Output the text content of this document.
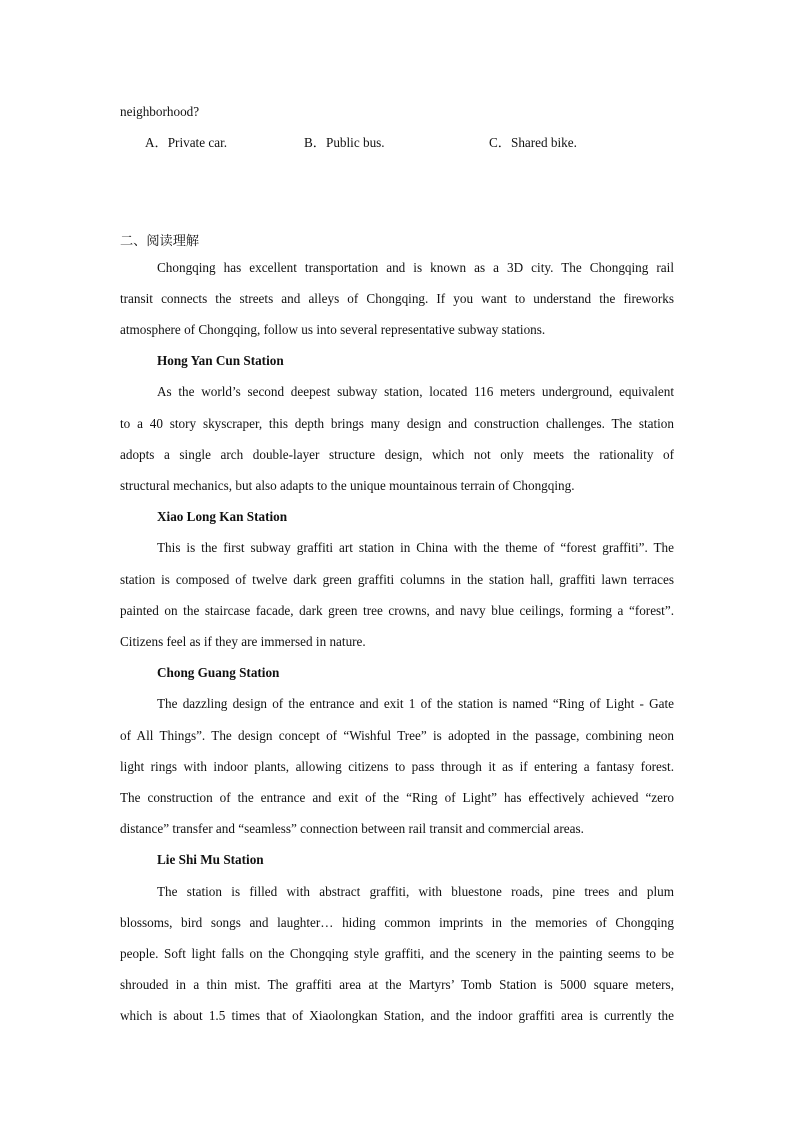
neighborhood?
A．Private car.	B．Public bus.	C．Shared bike.
二、阅读理解
Chongqing has excellent transportation and is known as a 3D city. The Chongqing rail
transit connects the streets and alleys of Chongqing. If you want to understand the fireworks
atmosphere of Chongqing, follow us into several representative subway stations.
Hong Yan Cun Station
As the world’s second deepest subway station, located 116 meters underground, equivalent
to a 40 story skyscraper, this depth brings many design and construction challenges. The station
adopts a single arch double-layer structure design, which not only meets the rationality of
structural mechanics, but also adapts to the unique mountainous terrain of Chongqing.
Xiao Long Kan Station
This is the first subway graffiti art station in China with the theme of “forest graffiti”. The
station is composed of twelve dark green graffiti columns in the station hall, graffiti lawn terraces
painted on the staircase facade, dark green tree crowns, and navy blue ceilings, forming a “forest”.
Citizens feel as if they are immersed in nature.
Chong Guang Station
The dazzling design of the entrance and exit 1 of the station is named “Ring of Light - Gate
of All Things”. The design concept of “Wishful Tree” is adopted in the passage, combining neon
light rings with indoor plants, allowing citizens to pass through it as if entering a fantasy forest.
The construction of the entrance and exit of the “Ring of Light” has effectively achieved “zero
distance” transfer and “seamless” connection between rail transit and commercial areas.
Lie Shi Mu Station
The station is filled with abstract graffiti, with bluestone roads, pine trees and plum
blossoms, bird songs and laughter… hiding common imprints in the memories of Chongqing
people. Soft light falls on the Chongqing style graffiti, and the scenery in the painting seems to be
shrouded in a thin mist. The graffiti area at the Martyrs’ Tomb Station is 5000 square meters,
which is about 1.5 times that of Xiaolongkan Station, and the indoor graffiti area is currently the
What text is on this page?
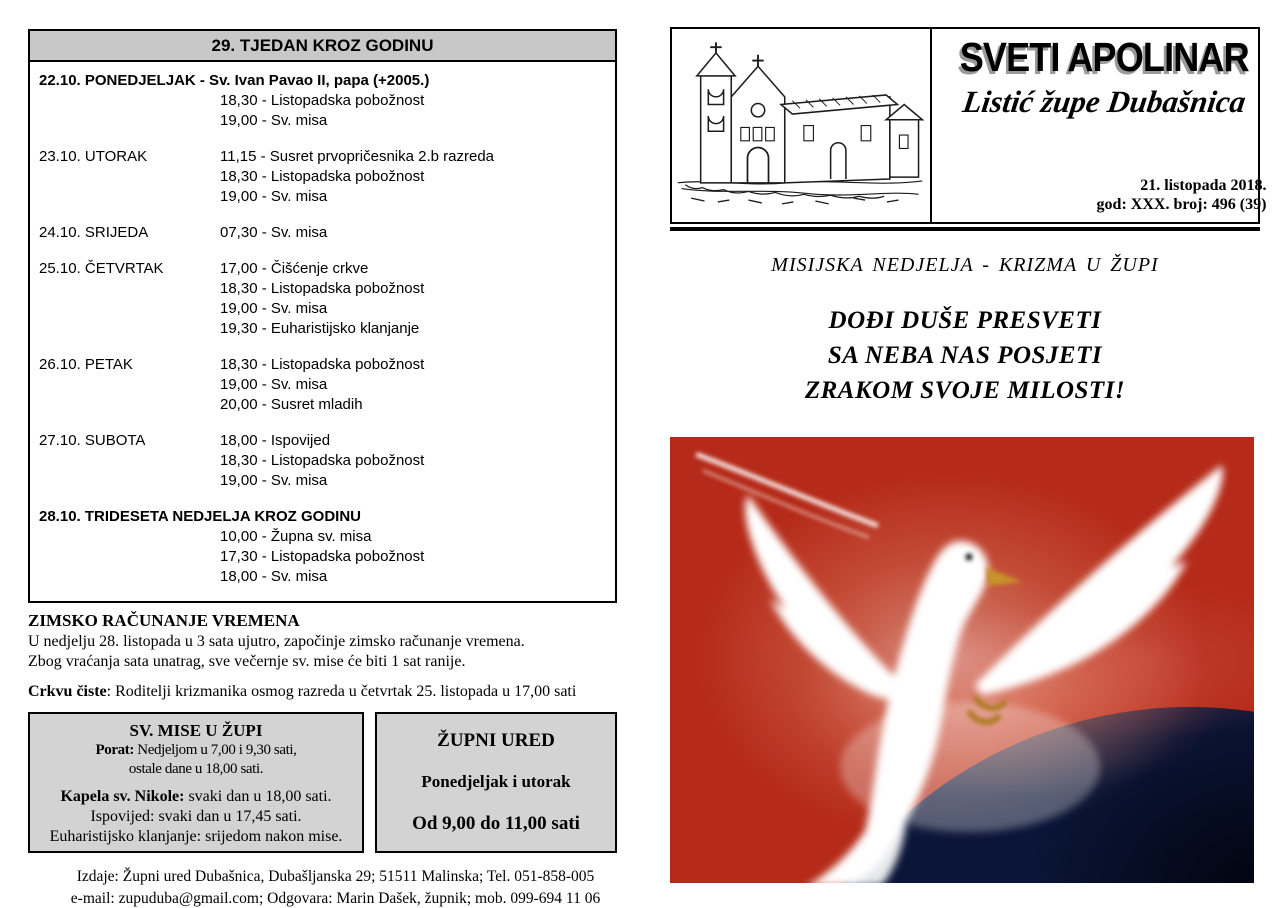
29. TJEDAN KROZ GODINU
22.10. PONEDJELJAK - Sv. Ivan Pavao II, papa (+2005.)
18,30 - Listopadska pobožnost
19,00 - Sv. misa
23.10. UTORAK	11,15 - Susret prvopričesnika 2.b razreda
18,30 - Listopadska pobožnost
19,00 - Sv. misa
24.10. SRIJEDA	07,30 - Sv. misa
25.10. ČETVRTAK	17,00 - Čišćenje crkve
18,30 - Listopadska pobožnost
19,00 - Sv. misa
19,30 - Euharistijsko klanjanje
26.10. PETAK	18,30 - Listopadska pobožnost
19,00 - Sv. misa
20,00 - Susret mladih
27.10. SUBOTA	18,00 - Ispovijed
18,30 - Listopadska pobožnost
19,00 - Sv. misa
28.10. TRIDESETA NEDJELJA KROZ GODINU
10,00 - Župna sv. misa
17,30 - Listopadska pobožnost
18,00 - Sv. misa
ZIMSKO RAČUNANJE VREMENA
U nedjelju 28. listopada u 3 sata ujutro, započinje zimsko računanje vremena.
Zbog vraćanja sata unatrag, sve večernje sv. mise će biti 1 sat ranije.
Crkvu čiste: Roditelji krizmanika osmog razreda u četvrtak 25. listopada u 17,00 sati
SV. MISE U ŽUPI
Porat: Nedjeljom u 7,00 i 9,30 sati,
ostale dane u 18,00 sati.
Kapela sv. Nikole: svaki dan u 18,00 sati.
Ispovijed: svaki dan u 17,45 sati.
Euharistijsko klanjanje: srijedom nakon mise.
ŽUPNI URED
Ponedjeljak i utorak
Od 9,00 do 11,00 sati
Izdaje: Župni ured Dubašnica, Dubašljanska 29; 51511 Malinska; Tel. 051-858-005
e-mail: zupuduba@gmail.com; Odgovara: Marin Dašek, župnik; mob. 099-694 11 06
SVETI APOLINAR
Listić župe Dubašnica
21. listopada 2018.
god: XXX. broj: 496 (39)
MISIJSKA NEDJELJA - KRIZMA U ŽUPI
DOĐI DUŠE PRESVETI
SA NEBA NAS POSJETI
ZRAKOM SVOJE MILOSTI!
####################
• CHALLENGE:
Restate each line of the records exactly; pictures do not belong in the copy.

• FULL ANSWER:
Output the text content of this document.
neighborhood?
A．Private car.	B．Public bus.	C．Shared bike.
二、阅读理解
Chongqing has excellent transportation and is known as a 3D city. The Chongqing rail
transit connects the streets and alleys of Chongqing. If you want to understand the fireworks
atmosphere of Chongqing, follow us into several representative subway stations.
Hong Yan Cun Station
As the world’s second deepest subway station, located 116 meters underground, equivalent
to a 40 story skyscraper, this depth brings many design and construction challenges. The station
adopts a single arch double-layer structure design, which not only meets the rationality of
structural mechanics, but also adapts to the unique mountainous terrain of Chongqing.
Xiao Long Kan Station
This is the first subway graffiti art station in China with the theme of “forest graffiti”. The
station is composed of twelve dark green graffiti columns in the station hall, graffiti lawn terraces
painted on the staircase facade, dark green tree crowns, and navy blue ceilings, forming a “forest”.
Citizens feel as if they are immersed in nature.
Chong Guang Station
The dazzling design of the entrance and exit 1 of the station is named “Ring of Light - Gate
of All Things”. The design concept of “Wishful Tree” is adopted in the passage, combining neon
light rings with indoor plants, allowing citizens to pass through it as if entering a fantasy forest.
The construction of the entrance and exit of the “Ring of Light” has effectively achieved “zero
distance” transfer and “seamless” connection between rail transit and commercial areas.
Lie Shi Mu Station
The station is filled with abstract graffiti, with bluestone roads, pine trees and plum
blossoms, bird songs and laughter… hiding common imprints in the memories of Chongqing
people. Soft light falls on the Chongqing style graffiti, and the scenery in the painting seems to be
shrouded in a thin mist. The graffiti area at the Martyrs’ Tomb Station is 5000 square meters,
which is about 1.5 times that of Xiaolongkan Station, and the indoor graffiti area is currently the
What text is on this page?
29. TJEDAN KROZ GODINU
22.10. PONEDJELJAK - Sv. Ivan Pavao II, papa (+2005.)
18,30 - Listopadska pobožnost
19,00 - Sv. misa
23.10. UTORAK	11,15 - Susret prvopričesnika 2.b razreda
18,30 - Listopadska pobožnost
19,00 - Sv. misa
24.10. SRIJEDA	07,30 - Sv. misa
25.10. ČETVRTAK	17,00 - Čišćenje crkve
18,30 - Listopadska pobožnost
19,00 - Sv. misa
19,30 - Euharistijsko klanjanje
26.10. PETAK	18,30 - Listopadska pobožnost
19,00 - Sv. misa
20,00 - Susret mladih
27.10. SUBOTA	18,00 - Ispovijed
18,30 - Listopadska pobožnost
19,00 - Sv. misa
28.10. TRIDESETA NEDJELJA KROZ GODINU
10,00 - Župna sv. misa
17,30 - Listopadska pobožnost
18,00 - Sv. misa
ZIMSKO RAČUNANJE VREMENA
U nedjelju 28. listopada u 3 sata ujutro, započinje zimsko računanje vremena.
Zbog vraćanja sata unatrag, sve večernje sv. mise će biti 1 sat ranije.
Crkvu čiste: Roditelji krizmanika osmog razreda u četvrtak 25. listopada u 17,00 sati
SV. MISE U ŽUPI
Porat: Nedjeljom u 7,00 i 9,30 sati,
ostale dane u 18,00 sati.
Kapela sv. Nikole: svaki dan u 18,00 sati.
Ispovijed: svaki dan u 17,45 sati.
Euharistijsko klanjanje: srijedom nakon mise.
ŽUPNI URED
Ponedjeljak i utorak
Od 9,00 do 11,00 sati
Izdaje: Župni ured Dubašnica, Dubašljanska 29; 51511 Malinska; Tel. 051-858-005
e-mail: zupuduba@gmail.com; Odgovara: Marin Dašek, župnik; mob. 099-694 11 06
SVETI APOLINAR
Listić župe Dubašnica
21. listopada 2018.
god: XXX. broj: 496 (39)
MISIJSKA NEDJELJA - KRIZMA U ŽUPI
DOĐI DUŠE PRESVETI
SA NEBA NAS POSJETI
ZRAKOM SVOJE MILOSTI!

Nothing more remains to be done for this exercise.